▶ **TASK DETAILS**:
In the listing below, find every line with the string "nuevas" and pull it out.

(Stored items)
···

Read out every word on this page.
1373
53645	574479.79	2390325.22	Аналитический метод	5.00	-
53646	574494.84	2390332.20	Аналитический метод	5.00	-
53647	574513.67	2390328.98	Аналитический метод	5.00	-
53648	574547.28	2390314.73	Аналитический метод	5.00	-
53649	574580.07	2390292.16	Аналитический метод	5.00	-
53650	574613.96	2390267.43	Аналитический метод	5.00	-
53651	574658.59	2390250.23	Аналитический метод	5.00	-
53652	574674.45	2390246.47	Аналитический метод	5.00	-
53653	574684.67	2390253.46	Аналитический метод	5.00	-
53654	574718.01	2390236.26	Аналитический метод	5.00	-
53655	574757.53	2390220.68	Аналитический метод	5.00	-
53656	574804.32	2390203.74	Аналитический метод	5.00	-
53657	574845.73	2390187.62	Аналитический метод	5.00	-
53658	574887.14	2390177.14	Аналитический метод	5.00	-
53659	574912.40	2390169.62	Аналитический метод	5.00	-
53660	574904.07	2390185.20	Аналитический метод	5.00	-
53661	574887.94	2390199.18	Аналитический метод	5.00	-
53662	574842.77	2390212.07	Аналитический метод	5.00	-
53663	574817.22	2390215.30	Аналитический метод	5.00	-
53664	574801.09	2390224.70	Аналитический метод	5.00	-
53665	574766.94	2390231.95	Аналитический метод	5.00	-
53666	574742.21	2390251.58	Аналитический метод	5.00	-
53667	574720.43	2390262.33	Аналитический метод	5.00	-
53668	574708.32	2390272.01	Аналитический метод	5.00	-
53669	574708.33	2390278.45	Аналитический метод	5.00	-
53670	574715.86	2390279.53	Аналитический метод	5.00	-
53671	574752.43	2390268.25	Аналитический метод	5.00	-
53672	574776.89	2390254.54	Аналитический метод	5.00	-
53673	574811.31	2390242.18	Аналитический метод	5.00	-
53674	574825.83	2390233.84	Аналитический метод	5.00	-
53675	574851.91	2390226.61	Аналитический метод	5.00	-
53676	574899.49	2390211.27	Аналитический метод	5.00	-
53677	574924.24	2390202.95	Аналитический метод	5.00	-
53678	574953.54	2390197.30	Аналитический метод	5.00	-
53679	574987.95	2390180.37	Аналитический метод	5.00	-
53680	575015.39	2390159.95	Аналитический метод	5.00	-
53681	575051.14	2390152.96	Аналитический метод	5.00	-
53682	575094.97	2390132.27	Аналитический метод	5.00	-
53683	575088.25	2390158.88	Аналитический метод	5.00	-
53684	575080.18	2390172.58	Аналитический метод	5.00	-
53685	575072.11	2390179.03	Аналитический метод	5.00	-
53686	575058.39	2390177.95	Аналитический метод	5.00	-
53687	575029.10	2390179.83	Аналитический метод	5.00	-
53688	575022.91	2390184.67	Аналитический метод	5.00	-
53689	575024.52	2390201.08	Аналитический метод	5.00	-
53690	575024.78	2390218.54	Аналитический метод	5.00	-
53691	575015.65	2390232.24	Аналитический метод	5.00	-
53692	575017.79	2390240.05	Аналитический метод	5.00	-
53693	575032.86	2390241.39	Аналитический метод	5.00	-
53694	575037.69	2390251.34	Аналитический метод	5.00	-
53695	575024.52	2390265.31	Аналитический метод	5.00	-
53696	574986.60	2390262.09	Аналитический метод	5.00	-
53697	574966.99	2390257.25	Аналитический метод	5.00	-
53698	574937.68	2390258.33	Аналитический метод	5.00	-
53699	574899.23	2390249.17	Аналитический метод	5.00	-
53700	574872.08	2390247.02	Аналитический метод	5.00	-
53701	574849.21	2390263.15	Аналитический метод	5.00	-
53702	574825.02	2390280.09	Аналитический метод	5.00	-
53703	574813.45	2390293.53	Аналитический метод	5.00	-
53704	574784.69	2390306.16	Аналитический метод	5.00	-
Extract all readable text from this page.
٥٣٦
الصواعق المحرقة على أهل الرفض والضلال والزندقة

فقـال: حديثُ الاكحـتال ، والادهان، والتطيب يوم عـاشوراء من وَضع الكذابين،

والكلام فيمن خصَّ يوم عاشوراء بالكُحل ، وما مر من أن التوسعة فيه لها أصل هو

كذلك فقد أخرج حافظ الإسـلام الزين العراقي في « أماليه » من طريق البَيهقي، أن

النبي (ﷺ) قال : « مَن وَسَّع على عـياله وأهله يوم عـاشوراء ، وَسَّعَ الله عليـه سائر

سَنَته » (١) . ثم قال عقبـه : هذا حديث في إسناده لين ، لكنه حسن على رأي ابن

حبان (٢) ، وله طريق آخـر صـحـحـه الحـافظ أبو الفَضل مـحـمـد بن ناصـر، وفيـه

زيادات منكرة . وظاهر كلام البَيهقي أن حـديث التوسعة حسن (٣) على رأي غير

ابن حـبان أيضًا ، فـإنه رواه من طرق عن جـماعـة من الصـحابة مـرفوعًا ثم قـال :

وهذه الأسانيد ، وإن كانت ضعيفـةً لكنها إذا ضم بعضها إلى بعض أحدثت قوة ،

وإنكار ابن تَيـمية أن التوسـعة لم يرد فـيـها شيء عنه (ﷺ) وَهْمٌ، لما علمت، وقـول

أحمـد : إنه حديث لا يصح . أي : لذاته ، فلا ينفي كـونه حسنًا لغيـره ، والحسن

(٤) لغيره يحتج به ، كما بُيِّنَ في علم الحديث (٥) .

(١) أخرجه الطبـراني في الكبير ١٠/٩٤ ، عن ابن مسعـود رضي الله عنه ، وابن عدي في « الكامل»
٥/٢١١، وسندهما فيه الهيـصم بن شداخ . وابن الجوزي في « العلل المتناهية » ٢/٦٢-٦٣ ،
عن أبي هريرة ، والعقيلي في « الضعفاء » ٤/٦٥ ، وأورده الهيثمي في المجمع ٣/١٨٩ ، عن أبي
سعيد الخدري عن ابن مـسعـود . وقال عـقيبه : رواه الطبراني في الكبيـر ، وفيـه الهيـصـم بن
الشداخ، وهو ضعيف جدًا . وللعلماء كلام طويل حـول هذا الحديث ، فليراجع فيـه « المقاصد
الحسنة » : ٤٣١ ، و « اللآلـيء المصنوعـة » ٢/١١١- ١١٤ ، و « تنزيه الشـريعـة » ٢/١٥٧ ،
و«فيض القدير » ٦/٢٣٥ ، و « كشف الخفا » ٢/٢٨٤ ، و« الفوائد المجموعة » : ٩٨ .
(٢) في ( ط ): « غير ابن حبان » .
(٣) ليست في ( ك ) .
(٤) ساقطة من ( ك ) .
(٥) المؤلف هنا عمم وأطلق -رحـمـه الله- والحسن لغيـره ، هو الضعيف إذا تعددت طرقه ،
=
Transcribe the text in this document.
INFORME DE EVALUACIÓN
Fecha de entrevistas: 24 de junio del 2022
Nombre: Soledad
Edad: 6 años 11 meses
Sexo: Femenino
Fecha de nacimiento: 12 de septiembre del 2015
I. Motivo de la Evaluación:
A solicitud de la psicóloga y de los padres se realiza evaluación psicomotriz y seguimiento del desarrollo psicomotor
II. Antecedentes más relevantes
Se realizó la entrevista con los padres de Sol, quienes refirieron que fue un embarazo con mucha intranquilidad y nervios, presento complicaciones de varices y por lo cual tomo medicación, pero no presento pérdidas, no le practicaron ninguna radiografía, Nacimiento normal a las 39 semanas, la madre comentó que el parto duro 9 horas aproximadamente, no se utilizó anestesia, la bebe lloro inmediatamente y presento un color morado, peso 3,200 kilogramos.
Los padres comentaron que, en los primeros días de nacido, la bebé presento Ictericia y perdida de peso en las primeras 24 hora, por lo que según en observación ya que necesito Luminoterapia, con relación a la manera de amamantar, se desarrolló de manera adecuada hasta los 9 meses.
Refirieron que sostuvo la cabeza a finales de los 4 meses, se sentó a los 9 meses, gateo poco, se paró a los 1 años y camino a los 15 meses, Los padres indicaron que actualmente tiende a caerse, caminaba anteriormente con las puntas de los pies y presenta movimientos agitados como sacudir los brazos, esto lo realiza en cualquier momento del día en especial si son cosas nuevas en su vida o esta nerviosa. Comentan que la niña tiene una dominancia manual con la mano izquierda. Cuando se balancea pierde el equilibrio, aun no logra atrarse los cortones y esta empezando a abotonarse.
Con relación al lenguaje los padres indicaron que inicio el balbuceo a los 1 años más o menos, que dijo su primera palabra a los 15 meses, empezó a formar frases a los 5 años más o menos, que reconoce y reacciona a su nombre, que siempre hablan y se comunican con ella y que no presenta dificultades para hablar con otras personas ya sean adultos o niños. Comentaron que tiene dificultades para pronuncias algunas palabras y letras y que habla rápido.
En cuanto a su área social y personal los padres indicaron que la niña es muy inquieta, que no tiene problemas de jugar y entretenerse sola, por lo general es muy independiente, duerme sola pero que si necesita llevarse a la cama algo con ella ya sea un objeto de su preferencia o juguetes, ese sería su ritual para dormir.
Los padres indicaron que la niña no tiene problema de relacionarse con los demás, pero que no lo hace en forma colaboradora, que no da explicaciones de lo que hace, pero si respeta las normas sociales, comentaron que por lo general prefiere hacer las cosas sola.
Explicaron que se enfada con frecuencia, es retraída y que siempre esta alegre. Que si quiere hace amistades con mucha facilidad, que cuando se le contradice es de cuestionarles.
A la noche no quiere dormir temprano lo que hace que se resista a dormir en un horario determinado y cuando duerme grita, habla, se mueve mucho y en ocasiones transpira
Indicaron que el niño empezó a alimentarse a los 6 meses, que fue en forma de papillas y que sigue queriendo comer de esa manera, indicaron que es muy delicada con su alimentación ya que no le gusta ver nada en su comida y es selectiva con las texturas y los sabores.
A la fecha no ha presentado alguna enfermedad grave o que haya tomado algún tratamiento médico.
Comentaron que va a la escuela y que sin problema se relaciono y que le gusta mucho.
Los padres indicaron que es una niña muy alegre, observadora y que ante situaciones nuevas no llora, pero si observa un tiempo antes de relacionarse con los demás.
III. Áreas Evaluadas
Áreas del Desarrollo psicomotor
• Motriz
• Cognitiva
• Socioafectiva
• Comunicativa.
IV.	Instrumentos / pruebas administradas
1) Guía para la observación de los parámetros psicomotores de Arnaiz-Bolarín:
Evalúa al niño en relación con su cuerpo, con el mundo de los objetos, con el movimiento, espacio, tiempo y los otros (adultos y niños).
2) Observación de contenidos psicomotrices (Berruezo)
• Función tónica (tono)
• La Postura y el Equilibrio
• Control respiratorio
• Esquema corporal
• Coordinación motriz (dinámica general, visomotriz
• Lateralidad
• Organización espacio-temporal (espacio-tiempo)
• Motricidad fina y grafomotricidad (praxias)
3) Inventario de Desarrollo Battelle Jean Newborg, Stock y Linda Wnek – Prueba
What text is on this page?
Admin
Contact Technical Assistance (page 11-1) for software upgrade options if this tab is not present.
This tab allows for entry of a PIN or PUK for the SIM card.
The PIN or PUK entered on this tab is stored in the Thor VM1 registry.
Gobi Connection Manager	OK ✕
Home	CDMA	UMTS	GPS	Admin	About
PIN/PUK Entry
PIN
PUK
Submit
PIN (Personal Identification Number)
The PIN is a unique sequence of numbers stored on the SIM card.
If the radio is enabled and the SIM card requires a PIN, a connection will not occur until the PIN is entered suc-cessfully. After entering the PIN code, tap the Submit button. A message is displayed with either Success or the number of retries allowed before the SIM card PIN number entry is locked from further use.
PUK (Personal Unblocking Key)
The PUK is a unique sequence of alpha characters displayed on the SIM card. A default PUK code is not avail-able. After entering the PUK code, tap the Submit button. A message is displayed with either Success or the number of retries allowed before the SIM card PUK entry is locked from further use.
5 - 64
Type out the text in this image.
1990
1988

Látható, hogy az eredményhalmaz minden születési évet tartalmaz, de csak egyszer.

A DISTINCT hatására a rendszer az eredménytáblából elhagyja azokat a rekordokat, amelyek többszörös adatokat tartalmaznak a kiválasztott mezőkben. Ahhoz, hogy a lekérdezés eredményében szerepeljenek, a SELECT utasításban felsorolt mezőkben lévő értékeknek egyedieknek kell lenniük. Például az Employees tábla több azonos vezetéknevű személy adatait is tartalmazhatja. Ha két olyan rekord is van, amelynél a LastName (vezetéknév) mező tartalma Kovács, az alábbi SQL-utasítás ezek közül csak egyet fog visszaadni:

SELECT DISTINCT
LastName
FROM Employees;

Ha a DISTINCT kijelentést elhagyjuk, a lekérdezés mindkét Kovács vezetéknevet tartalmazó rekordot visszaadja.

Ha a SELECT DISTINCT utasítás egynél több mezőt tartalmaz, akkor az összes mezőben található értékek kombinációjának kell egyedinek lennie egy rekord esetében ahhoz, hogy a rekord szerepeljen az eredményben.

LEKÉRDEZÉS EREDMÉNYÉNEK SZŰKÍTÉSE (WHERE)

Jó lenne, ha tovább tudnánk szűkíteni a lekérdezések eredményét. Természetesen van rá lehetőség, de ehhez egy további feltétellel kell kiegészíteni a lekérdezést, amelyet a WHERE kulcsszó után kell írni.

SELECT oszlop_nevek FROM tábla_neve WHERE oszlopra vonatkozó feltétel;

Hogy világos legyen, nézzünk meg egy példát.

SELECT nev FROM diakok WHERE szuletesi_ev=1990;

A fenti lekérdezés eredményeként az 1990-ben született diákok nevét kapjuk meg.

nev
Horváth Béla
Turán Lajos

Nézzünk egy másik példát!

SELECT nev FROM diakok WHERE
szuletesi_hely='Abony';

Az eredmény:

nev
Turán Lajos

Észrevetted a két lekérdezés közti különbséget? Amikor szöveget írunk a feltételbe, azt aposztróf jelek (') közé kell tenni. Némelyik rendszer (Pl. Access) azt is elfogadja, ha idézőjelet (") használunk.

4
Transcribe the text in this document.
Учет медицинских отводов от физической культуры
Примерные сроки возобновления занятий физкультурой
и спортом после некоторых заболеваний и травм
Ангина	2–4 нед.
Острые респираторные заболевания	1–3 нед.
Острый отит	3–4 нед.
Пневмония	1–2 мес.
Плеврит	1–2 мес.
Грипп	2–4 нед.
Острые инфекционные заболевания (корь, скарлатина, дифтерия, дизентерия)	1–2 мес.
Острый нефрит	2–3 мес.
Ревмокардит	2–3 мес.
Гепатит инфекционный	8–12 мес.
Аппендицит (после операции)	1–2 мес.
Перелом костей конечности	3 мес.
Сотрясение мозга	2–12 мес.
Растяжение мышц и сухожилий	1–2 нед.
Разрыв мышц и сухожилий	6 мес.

···

▶ **ANSWER FOR THE TASK**:
Refirieron que sostuvo la cabeza a finales de los 4 meses, se sentó a los 9 meses, gateo poco, se paró a los 1 años y camino a los 15 meses, Los padres indicaron que actualmente tiende a caerse, caminaba anteriormente con las puntas de los pies y presenta movimientos agitados como sacudir los brazos, esto lo realiza en cualquier momento del día en especial si son cosas nuevas en su vida o esta nerviosa. Comentan que la niña tiene una dominancia manual con la mano izquierda. Cuando se balancea pierde el equilibrio, aun no logra atrarse los cortones y esta empezando a abotonarse.
Los padres indicaron que es una niña muy alegre, observadora y que ante situaciones nuevas no llora, pero si observa un tiempo antes de relacionarse con los demás.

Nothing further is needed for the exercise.